What you should do:
Return each entry exactly, with none missing.

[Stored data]

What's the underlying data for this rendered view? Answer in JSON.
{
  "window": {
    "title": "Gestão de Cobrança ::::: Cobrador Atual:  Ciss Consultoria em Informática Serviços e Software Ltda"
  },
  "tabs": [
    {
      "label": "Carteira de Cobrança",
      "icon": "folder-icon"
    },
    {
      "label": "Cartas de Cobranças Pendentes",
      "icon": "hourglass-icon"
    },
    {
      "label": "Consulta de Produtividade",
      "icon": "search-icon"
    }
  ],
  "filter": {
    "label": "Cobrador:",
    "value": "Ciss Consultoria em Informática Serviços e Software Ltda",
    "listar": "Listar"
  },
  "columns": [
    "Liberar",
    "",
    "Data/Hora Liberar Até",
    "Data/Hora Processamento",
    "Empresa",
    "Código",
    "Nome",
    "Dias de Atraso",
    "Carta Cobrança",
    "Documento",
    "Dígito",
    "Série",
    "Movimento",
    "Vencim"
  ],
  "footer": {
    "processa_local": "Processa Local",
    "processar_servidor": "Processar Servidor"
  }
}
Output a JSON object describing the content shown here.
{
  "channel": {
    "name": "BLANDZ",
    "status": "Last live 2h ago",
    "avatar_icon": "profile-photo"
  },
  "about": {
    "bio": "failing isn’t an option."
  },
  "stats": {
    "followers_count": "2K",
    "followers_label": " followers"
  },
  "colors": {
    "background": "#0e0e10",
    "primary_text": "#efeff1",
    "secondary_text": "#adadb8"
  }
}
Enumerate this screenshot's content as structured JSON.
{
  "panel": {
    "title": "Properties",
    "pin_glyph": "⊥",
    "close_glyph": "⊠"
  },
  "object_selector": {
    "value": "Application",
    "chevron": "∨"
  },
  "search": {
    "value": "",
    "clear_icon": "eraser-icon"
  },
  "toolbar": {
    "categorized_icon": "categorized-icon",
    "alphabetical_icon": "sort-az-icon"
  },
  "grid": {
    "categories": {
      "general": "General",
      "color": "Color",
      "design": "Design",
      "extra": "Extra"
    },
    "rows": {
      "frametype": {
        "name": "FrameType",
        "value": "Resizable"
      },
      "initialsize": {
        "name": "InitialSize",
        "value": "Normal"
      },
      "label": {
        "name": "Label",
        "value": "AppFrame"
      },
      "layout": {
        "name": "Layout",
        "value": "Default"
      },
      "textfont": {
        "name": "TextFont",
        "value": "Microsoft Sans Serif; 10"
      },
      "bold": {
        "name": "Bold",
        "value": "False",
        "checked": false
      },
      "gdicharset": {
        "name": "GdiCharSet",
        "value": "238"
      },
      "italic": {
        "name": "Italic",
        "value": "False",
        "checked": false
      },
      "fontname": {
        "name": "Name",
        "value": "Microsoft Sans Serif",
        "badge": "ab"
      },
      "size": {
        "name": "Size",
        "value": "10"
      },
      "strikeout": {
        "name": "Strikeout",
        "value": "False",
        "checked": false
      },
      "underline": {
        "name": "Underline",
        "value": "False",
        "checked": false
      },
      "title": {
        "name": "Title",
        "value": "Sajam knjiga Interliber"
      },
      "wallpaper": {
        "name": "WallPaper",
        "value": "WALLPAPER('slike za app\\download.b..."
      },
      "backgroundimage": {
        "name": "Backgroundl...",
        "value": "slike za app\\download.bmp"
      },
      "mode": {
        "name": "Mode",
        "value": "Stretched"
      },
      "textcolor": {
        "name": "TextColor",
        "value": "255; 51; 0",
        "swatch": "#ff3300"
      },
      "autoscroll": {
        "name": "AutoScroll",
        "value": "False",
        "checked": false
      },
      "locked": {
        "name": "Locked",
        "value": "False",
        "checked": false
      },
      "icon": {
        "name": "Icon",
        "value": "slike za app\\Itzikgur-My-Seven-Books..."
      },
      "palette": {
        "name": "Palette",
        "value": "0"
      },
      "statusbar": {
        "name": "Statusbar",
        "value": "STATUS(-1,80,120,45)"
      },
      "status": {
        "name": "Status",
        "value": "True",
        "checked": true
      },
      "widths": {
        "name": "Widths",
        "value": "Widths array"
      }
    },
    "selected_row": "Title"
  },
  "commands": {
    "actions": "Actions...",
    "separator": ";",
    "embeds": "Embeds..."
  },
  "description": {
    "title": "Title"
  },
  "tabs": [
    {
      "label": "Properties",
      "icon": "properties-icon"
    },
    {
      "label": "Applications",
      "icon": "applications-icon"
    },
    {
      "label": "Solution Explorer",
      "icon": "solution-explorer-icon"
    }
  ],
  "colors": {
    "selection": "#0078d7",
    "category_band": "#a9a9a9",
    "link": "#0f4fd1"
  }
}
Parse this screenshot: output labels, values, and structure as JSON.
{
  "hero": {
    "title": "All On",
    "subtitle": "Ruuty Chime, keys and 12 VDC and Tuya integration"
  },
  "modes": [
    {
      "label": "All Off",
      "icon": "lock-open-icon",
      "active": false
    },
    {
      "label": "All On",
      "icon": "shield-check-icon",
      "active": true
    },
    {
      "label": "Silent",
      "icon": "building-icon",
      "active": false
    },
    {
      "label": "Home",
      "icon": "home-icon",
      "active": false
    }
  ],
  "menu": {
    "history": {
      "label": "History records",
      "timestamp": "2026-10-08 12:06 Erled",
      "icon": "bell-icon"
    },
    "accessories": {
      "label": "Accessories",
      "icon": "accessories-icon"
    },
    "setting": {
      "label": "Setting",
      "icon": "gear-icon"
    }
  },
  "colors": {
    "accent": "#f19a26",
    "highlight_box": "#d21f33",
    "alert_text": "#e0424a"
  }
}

Reply:
What's the underlying data for this rendered view? Answer in JSON.
{
  "window": {
    "title": "Gestão de Cobrança ::::: Cobrador Atual:  Ciss Consultoria em Informática Serviços e Software Ltda"
  },
  "tabs": [
    {
      "label": "Carteira de Cobrança",
      "icon": "folder-icon"
    },
    {
      "label": "Cartas de Cobranças Pendentes",
      "icon": "hourglass-icon"
    },
    {
      "label": "Consulta de Produtividade",
      "icon": "search-icon"
    }
  ],
  "filter": {
    "label": "Cobrador:",
    "value": "Ciss Consultoria em Informática Serviços e Software Ltda",
    "listar": "Listar"
  },
  "columns": [
    "Liberar",
    "",
    "Data/Hora Liberar Até",
    "Data/Hora Processamento",
    "Empresa",
    "Código",
    "Nome",
    "Dias de Atraso",
    "Carta Cobrança",
    "Documento",
    "Dígito",
    "Série",
    "Movimento",
    "Vencim"
  ],
  "footer": {
    "processa_local": "Processa Local",
    "processar_servidor": "Processar Servidor"
  }
}
Output a JSON object describing the content shown here.
{
  "channel": {
    "name": "BLANDZ",
    "status": "Last live 2h ago",
    "avatar_icon": "profile-photo"
  },
  "about": {
    "bio": "failing isn’t an option."
  },
  "stats": {
    "followers_count": "2K",
    "followers_label": " followers"
  },
  "colors": {
    "background": "#0e0e10",
    "primary_text": "#efeff1",
    "secondary_text": "#adadb8"
  }
}
Enumerate this screenshot's content as structured JSON.
{
  "panel": {
    "title": "Properties",
    "pin_glyph": "⊥",
    "close_glyph": "⊠"
  },
  "object_selector": {
    "value": "Application",
    "chevron": "∨"
  },
  "search": {
    "value": "",
    "clear_icon": "eraser-icon"
  },
  "toolbar": {
    "categorized_icon": "categorized-icon",
    "alphabetical_icon": "sort-az-icon"
  },
  "grid": {
    "categories": {
      "general": "General",
      "color": "Color",
      "design": "Design",
      "extra": "Extra"
    },
    "rows": {
      "frametype": {
        "name": "FrameType",
        "value": "Resizable"
      },
      "initialsize": {
        "name": "InitialSize",
        "value": "Normal"
      },
      "label": {
        "name": "Label",
        "value": "AppFrame"
      },
      "layout": {
        "name": "Layout",
        "value": "Default"
      },
      "textfont": {
        "name": "TextFont",
        "value": "Microsoft Sans Serif; 10"
      },
      "bold": {
        "name": "Bold",
        "value": "False",
        "checked": false
      },
      "gdicharset": {
        "name": "GdiCharSet",
        "value": "238"
      },
      "italic": {
        "name": "Italic",
        "value": "False",
        "checked": false
      },
      "fontname": {
        "name": "Name",
        "value": "Microsoft Sans Serif",
        "badge": "ab"
      },
      "size": {
        "name": "Size",
        "value": "10"
      },
      "strikeout": {
        "name": "Strikeout",
        "value": "False",
        "checked": false
      },
      "underline": {
        "name": "Underline",
        "value": "False",
        "checked": false
      },
      "title": {
        "name": "Title",
        "value": "Sajam knjiga Interliber"
      },
      "wallpaper": {
        "name": "WallPaper",
        "value": "WALLPAPER('slike za app\\download.b..."
      },
      "backgroundimage": {
        "name": "Backgroundl...",
        "value": "slike za app\\download.bmp"
      },
      "mode": {
        "name": "Mode",
        "value": "Stretched"
      },
      "textcolor": {
        "name": "TextColor",
        "value": "255; 51; 0",
        "swatch": "#ff3300"
      },
      "autoscroll": {
        "name": "AutoScroll",
        "value": "False",
        "checked": false
      },
      "locked": {
        "name": "Locked",
        "value": "False",
        "checked": false
      },
      "icon": {
        "name": "Icon",
        "value": "slike za app\\Itzikgur-My-Seven-Books..."
      },
      "palette": {
        "name": "Palette",
        "value": "0"
      },
      "statusbar": {
        "name": "Statusbar",
        "value": "STATUS(-1,80,120,45)"
      },
      "status": {
        "name": "Status",
        "value": "True",
        "checked": true
      },
      "widths": {
        "name": "Widths",
        "value": "Widths array"
      }
    },
    "selected_row": "Title"
  },
  "commands": {
    "actions": "Actions...",
    "separator": ";",
    "embeds": "Embeds..."
  },
  "description": {
    "title": "Title"
  },
  "tabs": [
    {
      "label": "Properties",
      "icon": "properties-icon"
    },
    {
      "label": "Applications",
      "icon": "applications-icon"
    },
    {
      "label": "Solution Explorer",
      "icon": "solution-explorer-icon"
    }
  ],
  "colors": {
    "selection": "#0078d7",
    "category_band": "#a9a9a9",
    "link": "#0f4fd1"
  }
}
Parse this screenshot: output labels, values, and structure as JSON.
{
  "hero": {
    "title": "All On",
    "subtitle": "Ruuty Chime, keys and 12 VDC and Tuya integration"
  },
  "modes": [
    {
      "label": "All Off",
      "icon": "lock-open-icon",
      "active": false
    },
    {
      "label": "All On",
      "icon": "shield-check-icon",
      "active": true
    },
    {
      "label": "Silent",
      "icon": "building-icon",
      "active": false
    },
    {
      "label": "Home",
      "icon": "home-icon",
      "active": false
    }
  ],
  "menu": {
    "history": {
      "label": "History records",
      "timestamp": "2026-10-08 12:06 Erled",
      "icon": "bell-icon"
    },
    "accessories": {
      "label": "Accessories",
      "icon": "accessories-icon"
    },
    "setting": {
      "label": "Setting",
      "icon": "gear-icon"
    }
  },
  "colors": {
    "accent": "#f19a26",
    "highlight_box": "#d21f33",
    "alert_text": "#e0424a"
  }
}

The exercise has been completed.